Figure record listings

● ● ● ●

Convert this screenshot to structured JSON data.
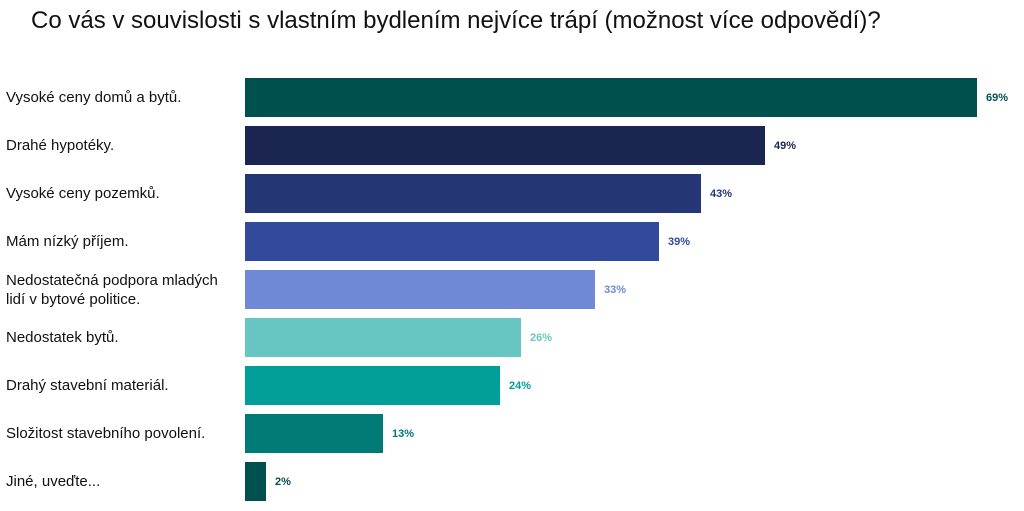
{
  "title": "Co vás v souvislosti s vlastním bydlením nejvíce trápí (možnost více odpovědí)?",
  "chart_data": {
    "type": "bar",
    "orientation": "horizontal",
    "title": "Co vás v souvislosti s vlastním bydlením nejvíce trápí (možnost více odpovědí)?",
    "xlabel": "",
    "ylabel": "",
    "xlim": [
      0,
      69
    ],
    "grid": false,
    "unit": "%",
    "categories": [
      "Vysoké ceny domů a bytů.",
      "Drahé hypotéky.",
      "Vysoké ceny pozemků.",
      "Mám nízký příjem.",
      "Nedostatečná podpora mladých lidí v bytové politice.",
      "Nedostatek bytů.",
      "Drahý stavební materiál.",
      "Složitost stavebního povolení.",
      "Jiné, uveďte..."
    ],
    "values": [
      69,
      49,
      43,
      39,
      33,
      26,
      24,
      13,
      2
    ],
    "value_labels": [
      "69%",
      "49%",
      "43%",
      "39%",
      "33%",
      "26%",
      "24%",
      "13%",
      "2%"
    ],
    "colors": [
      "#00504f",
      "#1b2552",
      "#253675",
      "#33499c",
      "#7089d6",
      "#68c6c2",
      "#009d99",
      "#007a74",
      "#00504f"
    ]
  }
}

● ● ● ●

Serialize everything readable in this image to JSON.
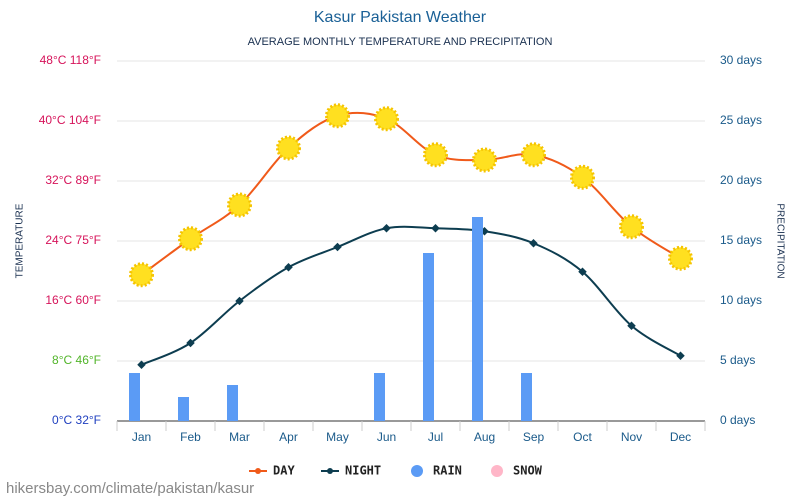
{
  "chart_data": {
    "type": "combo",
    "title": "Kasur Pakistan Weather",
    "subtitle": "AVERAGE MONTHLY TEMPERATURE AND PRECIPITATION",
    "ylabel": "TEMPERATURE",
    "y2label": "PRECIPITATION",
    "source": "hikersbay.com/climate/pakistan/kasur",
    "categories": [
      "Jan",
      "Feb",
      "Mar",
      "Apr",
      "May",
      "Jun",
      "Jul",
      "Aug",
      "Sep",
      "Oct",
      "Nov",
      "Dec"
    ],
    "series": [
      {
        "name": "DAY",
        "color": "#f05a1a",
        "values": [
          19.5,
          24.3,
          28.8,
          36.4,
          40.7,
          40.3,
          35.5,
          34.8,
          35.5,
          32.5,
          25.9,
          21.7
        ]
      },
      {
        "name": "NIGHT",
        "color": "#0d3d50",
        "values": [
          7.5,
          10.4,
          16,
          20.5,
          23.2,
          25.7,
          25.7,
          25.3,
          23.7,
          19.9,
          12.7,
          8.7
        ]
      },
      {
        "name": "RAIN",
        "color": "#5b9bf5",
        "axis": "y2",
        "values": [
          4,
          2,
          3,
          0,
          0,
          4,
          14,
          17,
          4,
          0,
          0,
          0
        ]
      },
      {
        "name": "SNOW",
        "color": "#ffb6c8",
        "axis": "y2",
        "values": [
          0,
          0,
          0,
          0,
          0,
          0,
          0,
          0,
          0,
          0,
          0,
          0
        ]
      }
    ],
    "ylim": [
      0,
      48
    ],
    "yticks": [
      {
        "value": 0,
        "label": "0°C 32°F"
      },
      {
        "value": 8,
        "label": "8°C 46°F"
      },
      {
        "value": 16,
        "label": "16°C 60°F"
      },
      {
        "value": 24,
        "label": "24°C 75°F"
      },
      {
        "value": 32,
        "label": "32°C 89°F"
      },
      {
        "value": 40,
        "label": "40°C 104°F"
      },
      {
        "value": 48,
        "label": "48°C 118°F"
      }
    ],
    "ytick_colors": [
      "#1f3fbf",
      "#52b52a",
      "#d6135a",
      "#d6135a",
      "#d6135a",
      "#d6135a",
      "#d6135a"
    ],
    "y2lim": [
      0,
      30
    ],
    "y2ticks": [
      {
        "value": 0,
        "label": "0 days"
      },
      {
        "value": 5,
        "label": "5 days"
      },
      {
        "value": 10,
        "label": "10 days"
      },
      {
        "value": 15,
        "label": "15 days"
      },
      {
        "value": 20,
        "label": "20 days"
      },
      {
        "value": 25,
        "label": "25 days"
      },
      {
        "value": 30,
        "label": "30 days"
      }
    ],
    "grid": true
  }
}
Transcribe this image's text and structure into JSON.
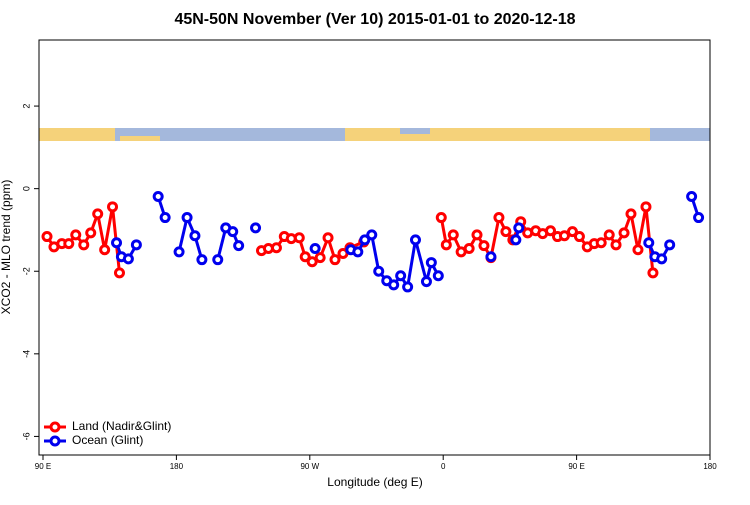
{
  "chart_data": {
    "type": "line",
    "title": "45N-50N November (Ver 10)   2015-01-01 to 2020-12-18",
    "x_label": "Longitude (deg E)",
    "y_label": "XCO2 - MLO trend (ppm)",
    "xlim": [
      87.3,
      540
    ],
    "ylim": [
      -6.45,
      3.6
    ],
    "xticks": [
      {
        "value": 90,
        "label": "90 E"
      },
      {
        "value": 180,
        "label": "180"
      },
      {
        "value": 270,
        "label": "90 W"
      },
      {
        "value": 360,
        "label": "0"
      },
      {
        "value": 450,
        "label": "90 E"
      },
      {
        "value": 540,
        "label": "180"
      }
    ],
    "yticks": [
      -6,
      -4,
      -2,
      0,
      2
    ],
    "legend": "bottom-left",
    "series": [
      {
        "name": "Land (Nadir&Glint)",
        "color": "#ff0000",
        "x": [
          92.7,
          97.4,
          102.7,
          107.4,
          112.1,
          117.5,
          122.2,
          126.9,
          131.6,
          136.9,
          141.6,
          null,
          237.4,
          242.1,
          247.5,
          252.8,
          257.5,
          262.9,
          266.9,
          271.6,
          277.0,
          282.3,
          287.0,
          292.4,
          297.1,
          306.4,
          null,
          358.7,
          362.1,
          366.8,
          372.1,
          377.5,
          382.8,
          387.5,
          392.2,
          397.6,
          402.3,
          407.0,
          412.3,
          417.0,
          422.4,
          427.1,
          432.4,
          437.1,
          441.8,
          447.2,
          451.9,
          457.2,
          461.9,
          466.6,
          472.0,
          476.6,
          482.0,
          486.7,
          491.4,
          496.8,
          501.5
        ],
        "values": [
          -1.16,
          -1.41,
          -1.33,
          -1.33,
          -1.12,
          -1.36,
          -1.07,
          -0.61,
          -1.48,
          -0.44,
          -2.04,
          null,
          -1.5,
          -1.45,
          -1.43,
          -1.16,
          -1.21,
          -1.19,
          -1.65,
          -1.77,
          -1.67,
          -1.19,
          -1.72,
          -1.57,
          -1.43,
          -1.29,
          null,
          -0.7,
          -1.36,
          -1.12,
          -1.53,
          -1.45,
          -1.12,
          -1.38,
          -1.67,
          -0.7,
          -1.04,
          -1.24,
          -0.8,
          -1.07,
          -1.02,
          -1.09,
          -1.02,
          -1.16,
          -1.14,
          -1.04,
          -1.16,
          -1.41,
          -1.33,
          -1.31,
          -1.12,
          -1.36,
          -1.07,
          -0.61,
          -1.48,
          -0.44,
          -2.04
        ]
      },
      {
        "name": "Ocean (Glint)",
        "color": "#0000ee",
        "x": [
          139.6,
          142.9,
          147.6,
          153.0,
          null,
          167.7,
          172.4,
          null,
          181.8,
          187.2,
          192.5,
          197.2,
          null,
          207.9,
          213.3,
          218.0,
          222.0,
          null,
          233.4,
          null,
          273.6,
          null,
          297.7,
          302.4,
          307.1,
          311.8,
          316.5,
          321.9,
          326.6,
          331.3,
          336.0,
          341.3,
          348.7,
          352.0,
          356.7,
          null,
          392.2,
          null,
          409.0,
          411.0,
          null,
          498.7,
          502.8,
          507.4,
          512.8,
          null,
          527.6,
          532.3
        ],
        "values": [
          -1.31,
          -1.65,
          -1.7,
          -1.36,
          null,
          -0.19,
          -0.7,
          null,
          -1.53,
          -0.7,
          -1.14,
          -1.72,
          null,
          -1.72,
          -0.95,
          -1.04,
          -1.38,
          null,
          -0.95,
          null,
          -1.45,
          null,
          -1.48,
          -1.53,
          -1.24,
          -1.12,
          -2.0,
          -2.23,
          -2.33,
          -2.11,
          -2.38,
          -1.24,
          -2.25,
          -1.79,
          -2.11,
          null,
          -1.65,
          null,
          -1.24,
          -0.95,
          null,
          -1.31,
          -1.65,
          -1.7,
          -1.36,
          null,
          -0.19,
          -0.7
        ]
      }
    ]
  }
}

● ● ● ●

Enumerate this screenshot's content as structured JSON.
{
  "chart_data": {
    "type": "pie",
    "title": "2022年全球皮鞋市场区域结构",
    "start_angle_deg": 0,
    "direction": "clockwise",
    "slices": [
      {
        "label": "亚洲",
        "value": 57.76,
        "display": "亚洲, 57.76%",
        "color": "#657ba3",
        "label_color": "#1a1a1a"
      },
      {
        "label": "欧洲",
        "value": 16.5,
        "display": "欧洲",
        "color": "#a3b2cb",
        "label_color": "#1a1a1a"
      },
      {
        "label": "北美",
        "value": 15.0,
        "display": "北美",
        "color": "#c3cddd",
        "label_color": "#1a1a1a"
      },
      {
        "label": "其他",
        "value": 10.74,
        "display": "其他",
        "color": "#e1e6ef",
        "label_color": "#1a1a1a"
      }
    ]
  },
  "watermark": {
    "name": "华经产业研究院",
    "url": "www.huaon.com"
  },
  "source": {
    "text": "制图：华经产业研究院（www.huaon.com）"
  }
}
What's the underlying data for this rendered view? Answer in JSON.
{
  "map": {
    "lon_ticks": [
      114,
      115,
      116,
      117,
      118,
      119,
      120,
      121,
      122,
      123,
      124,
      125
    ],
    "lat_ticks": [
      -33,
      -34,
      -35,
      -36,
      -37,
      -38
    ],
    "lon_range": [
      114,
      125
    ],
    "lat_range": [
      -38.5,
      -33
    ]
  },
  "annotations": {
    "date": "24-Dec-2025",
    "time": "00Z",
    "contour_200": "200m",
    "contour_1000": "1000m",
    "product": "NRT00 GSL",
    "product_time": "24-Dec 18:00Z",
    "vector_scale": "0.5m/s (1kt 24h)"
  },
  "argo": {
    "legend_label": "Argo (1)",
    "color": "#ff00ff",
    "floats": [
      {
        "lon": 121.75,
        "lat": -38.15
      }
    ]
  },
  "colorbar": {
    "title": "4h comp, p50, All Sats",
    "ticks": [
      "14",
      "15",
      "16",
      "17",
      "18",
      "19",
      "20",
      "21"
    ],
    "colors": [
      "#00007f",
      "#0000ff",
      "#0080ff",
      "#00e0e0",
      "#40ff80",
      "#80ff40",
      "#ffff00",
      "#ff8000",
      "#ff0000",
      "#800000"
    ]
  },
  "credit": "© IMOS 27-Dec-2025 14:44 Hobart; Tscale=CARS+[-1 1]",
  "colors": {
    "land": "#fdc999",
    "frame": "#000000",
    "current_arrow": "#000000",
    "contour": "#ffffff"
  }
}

● ● ● ●

Problem description: Which lines hold the word "this"? Return all of them from the records above.

Full response:
Convert this screenshot to structured JSON data.
Serialize everything readable in this image to JSON.
Transcribe this image's text and structure into JSON.
Enumerate this screenshot's content as structured JSON.
What's the underlying data for this rendered view? Answer in JSON.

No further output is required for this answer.